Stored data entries
◇ ◇ ◇ ◇ ◇ ◇ ◇

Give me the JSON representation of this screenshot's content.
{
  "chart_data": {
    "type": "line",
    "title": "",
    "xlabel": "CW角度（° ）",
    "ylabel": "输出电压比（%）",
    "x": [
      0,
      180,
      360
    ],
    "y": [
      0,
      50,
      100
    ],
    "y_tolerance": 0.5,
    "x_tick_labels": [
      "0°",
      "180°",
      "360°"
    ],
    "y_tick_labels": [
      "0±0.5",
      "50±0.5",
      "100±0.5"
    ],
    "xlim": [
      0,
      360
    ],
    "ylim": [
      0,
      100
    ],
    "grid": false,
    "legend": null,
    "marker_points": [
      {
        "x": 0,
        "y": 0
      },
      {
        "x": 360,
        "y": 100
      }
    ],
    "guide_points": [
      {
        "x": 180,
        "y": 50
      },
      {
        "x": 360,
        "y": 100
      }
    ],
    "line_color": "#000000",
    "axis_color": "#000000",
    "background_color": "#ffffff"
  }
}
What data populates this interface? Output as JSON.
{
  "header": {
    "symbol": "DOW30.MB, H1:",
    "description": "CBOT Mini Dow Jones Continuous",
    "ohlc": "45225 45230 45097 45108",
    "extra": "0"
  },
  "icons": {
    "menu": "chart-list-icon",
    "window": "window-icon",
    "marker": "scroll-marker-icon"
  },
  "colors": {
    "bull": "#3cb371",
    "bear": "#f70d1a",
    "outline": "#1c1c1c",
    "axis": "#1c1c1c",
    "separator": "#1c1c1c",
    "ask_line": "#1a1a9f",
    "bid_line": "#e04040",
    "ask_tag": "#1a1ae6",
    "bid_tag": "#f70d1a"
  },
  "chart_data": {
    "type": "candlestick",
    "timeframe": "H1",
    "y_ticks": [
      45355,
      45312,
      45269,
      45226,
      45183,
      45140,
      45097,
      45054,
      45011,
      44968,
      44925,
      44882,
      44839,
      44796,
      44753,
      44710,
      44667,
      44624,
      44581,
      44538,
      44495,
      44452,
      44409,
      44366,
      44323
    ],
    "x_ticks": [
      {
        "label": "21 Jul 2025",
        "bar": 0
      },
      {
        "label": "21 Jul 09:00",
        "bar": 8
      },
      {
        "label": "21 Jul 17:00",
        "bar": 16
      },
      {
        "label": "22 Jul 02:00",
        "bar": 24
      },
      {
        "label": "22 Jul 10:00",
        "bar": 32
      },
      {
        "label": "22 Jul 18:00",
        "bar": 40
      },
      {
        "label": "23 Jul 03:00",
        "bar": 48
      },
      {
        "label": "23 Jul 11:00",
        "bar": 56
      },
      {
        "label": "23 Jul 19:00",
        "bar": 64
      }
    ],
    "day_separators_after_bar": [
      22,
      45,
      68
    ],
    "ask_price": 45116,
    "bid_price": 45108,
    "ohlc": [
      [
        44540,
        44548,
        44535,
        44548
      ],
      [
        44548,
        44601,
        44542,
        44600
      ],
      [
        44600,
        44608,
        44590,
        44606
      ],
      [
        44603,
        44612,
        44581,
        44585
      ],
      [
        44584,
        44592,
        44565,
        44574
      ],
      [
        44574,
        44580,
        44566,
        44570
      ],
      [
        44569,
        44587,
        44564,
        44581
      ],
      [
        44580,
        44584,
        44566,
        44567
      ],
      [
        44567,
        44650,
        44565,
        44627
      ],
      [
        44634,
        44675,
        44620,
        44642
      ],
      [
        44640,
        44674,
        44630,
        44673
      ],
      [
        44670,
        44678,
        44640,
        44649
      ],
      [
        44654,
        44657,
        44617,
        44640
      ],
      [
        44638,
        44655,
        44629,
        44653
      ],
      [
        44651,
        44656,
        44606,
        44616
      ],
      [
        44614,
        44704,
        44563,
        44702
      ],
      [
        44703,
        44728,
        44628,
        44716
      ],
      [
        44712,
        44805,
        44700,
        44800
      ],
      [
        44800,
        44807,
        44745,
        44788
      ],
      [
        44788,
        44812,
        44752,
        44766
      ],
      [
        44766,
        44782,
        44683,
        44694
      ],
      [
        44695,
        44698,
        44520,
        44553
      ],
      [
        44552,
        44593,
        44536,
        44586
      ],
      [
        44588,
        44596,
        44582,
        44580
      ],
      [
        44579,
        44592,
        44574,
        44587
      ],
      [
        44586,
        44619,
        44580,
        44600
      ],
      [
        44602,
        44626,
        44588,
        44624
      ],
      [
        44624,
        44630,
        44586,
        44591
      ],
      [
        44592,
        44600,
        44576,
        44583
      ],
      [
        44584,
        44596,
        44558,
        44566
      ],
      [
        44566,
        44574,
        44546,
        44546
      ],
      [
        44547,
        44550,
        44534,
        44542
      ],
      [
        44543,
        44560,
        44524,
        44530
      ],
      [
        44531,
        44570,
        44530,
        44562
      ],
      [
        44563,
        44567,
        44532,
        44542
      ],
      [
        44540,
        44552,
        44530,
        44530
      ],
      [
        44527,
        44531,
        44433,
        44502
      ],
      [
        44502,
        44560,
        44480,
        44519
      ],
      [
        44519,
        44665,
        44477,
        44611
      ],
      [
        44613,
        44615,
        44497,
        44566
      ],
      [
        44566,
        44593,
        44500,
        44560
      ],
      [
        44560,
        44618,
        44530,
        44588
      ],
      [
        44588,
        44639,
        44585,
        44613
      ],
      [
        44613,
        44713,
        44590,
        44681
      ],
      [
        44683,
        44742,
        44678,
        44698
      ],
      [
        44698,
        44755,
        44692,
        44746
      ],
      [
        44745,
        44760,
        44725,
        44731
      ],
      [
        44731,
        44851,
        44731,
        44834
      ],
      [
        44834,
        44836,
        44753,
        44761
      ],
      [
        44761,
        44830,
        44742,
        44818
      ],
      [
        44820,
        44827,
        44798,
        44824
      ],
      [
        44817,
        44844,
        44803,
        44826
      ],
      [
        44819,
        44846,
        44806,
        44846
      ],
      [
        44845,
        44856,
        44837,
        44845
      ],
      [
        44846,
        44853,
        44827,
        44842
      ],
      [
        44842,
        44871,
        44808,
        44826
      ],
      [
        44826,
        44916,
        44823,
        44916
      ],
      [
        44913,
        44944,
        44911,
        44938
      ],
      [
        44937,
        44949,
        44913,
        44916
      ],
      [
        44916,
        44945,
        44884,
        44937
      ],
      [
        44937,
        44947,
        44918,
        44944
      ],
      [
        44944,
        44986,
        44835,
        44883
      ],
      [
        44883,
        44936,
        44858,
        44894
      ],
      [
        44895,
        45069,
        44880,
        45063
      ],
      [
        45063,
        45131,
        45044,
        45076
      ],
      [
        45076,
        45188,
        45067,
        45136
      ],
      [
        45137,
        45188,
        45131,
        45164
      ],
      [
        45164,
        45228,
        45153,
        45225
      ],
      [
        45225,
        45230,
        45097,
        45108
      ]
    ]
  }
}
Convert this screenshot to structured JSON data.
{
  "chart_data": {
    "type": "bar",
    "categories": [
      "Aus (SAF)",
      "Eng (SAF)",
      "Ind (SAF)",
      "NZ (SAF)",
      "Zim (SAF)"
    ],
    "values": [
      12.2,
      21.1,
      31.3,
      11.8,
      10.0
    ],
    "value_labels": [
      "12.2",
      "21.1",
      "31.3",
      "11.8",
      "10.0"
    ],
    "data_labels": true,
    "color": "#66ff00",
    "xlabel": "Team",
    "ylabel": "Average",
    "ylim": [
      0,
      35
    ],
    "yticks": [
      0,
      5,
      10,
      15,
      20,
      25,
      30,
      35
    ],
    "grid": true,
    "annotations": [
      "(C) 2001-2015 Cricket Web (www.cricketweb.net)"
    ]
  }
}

◇ ◇ ◇ ◇ ◇ ◇ ◇

> [Request]:
Write out exactly the lines starting with the one that holds "Convert this screenshot" and running through the last line above.

> [Result]:
Convert this screenshot to structured JSON data.
{
  "chart_data": {
    "type": "bar",
    "categories": [
      "Aus (SAF)",
      "Eng (SAF)",
      "Ind (SAF)",
      "NZ (SAF)",
      "Zim (SAF)"
    ],
    "values": [
      12.2,
      21.1,
      31.3,
      11.8,
      10.0
    ],
    "value_labels": [
      "12.2",
      "21.1",
      "31.3",
      "11.8",
      "10.0"
    ],
    "data_labels": true,
    "color": "#66ff00",
    "xlabel": "Team",
    "ylabel": "Average",
    "ylim": [
      0,
      35
    ],
    "yticks": [
      0,
      5,
      10,
      15,
      20,
      25,
      30,
      35
    ],
    "grid": true,
    "annotations": [
      "(C) 2001-2015 Cricket Web (www.cricketweb.net)"
    ]
  }
}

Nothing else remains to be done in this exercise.